> _Provided passage_:
○ ○ ○ ○ ○ ○ ○

There are thresholds of materiality where something has to be moved upstream.
This was one of the few times when Rupert outstripped his son, in this case by translating the verbiage into plain English:
Anything seen as a crisis comes to me.
So this pair are supposed to be the Evil Empire, controlling the politicians and institutions of the UK? On the basis of this performance, utterly laughable. One of the few worthwhile and revealing answers from Murdoch Senior was when he responded to a rolling dramatic question about how come he'd entered 10 Downing Street via the back door when he visited Cameron after the election: "Because I was asked to. I did what I was told." And in passing he managed to list the many times he'd visited Blair and Brown and talked about Brown's and his kids playing together. And pointed out that it was people like Blair, Brown and Cameron who travelled across continents to see him at their request, not his.
But I never got to see the end of the questioning, including Louise Mensch's questions, because that's when Mr Attention Seeker Prat Jonathan May-Bowles threw his pie stunt. I must say it was startling (but not surprising) to see Wendi Deng, Murdoch's grim-looking wife, springing furiously into action, socking him and covering him with his own shaving foam. I looked back at May-Bowles' girl friend. She was sitting quietly watching, keeping her head down, so to speak. A girl, supposedly his ex girl friend, has tweeted to say she's dumped him because of the attack. All I can say is the very pleasant and affectionate girl friend he spent the day with didn't look at all shocked or surprised. She just seemed to want to avoid drawing attention to herself. The friendly Mr Tolstoyan Beard was already being held. I told the policeman steering us out that the girlfriend had been with May-Bowles all day, and they pulled her back. I also tried to tell one policeman after another that I'd spent the day sitting alongside them, that there was a group of four of them, and another, smartly dressed man who appeared to have been involved with them and organizing them, but they weren't interested. Just wanted us all out.

○ ○ ○ ○ ○ ○ ○

[Element position data]
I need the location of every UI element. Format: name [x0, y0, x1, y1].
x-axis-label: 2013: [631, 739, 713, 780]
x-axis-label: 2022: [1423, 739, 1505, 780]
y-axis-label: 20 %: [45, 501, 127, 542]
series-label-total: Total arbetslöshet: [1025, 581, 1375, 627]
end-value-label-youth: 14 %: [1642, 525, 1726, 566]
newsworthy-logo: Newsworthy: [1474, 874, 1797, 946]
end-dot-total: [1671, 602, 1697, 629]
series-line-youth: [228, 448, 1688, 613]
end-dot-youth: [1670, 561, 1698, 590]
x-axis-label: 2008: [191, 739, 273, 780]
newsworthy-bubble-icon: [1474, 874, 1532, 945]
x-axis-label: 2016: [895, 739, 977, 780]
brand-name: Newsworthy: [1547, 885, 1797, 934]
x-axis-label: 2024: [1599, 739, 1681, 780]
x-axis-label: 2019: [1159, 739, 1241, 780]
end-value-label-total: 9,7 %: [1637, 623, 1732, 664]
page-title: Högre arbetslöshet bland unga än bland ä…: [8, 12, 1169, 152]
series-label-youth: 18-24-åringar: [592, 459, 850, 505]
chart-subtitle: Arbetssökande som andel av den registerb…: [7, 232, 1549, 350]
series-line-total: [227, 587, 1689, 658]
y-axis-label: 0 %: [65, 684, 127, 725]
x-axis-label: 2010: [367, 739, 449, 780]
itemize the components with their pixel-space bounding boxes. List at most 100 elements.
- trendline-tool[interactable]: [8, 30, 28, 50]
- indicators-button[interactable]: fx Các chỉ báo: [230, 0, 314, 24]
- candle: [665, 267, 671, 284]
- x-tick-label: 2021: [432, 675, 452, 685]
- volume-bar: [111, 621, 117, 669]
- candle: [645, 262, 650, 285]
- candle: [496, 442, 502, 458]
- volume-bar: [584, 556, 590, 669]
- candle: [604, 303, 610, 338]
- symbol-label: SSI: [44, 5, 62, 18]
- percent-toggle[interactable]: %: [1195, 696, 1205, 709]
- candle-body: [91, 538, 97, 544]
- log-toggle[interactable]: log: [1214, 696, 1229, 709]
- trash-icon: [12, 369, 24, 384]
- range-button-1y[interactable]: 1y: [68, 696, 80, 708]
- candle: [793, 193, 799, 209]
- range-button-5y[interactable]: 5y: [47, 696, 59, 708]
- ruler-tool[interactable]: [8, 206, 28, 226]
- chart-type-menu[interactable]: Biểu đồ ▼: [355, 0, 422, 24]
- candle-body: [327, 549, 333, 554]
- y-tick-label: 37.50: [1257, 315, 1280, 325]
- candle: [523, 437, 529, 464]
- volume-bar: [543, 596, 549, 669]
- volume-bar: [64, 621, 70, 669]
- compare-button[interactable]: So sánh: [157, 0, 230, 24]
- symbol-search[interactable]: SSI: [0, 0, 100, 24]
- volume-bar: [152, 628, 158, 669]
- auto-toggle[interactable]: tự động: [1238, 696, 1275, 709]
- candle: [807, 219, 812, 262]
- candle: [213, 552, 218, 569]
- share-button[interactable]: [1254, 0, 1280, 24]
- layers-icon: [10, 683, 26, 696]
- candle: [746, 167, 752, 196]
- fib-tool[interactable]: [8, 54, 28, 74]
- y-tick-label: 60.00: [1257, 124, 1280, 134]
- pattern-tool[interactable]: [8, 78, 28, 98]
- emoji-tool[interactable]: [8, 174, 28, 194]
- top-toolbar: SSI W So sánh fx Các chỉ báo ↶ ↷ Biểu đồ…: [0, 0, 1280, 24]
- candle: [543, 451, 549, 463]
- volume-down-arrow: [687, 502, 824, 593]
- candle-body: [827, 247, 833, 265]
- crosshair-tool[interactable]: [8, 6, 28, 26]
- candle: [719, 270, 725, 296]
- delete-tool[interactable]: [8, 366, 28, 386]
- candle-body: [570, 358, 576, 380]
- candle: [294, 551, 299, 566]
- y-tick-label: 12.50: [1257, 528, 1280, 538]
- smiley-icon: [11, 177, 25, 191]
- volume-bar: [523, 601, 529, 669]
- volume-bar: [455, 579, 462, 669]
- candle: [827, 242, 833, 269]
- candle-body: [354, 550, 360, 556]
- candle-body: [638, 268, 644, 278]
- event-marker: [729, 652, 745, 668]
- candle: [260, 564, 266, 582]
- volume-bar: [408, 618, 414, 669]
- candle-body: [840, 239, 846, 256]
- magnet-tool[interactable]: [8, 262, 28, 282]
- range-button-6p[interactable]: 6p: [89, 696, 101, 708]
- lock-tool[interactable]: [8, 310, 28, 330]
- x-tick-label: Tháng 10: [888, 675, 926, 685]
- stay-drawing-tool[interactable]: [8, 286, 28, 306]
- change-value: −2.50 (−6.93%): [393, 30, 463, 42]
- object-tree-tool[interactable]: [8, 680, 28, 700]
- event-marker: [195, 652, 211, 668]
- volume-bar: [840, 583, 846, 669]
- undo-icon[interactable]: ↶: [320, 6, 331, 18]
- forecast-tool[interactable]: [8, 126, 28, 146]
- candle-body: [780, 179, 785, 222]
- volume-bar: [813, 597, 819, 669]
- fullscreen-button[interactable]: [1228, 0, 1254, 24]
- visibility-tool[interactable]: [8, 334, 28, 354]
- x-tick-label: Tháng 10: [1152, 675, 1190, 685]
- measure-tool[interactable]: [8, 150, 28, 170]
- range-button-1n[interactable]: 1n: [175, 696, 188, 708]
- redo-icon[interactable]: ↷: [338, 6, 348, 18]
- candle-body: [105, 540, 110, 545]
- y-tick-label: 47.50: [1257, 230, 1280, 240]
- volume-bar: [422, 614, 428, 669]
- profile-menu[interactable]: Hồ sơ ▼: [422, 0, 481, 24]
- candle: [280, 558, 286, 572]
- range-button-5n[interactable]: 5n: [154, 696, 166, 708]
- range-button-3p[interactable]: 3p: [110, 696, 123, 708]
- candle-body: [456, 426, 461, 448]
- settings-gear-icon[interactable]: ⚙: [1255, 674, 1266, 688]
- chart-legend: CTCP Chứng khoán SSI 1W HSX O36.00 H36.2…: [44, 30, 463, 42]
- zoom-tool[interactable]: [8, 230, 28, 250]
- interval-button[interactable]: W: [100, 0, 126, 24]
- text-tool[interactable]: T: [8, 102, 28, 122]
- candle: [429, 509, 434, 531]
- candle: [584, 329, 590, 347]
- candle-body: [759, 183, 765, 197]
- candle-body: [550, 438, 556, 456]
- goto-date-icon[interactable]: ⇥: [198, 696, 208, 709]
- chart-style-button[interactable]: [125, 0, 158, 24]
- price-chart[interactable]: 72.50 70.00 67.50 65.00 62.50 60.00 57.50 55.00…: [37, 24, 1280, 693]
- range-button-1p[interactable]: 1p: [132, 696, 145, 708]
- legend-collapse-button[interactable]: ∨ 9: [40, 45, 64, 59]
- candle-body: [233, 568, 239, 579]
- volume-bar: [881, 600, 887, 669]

○ ○ ○ ○ ○ ○ ○

> _Set of tasks_:
A: Echo the hearing account word for word, beginning at the words "So this pair" and stopping after "request, not his.".
B: In the hearing account, what reason did Murdoch Senior give for entering 10 Downing Street through the back door?

> _Responses to the tasks_:
A:
So this pair are supposed to be the Evil Empire, controlling the politicians and institutions of the UK? On the basis of this performance, utterly laughable. One of the few worthwhile and revealing answers from Murdoch Senior was when he responded to a rolling dramatic question about how come he'd entered 10 Downing Street via the back door when he visited Cameron after the election: "Because I was asked to. I did what I was told." And in passing he managed to list the many times he'd visited Blair and Brown and talked about Brown's and his kids playing together. And pointed out that it was people like Blair, Brown and Cameron who travelled across continents to see him at their request, not his.

B: He said he went in that way because he was asked to and did what he was told.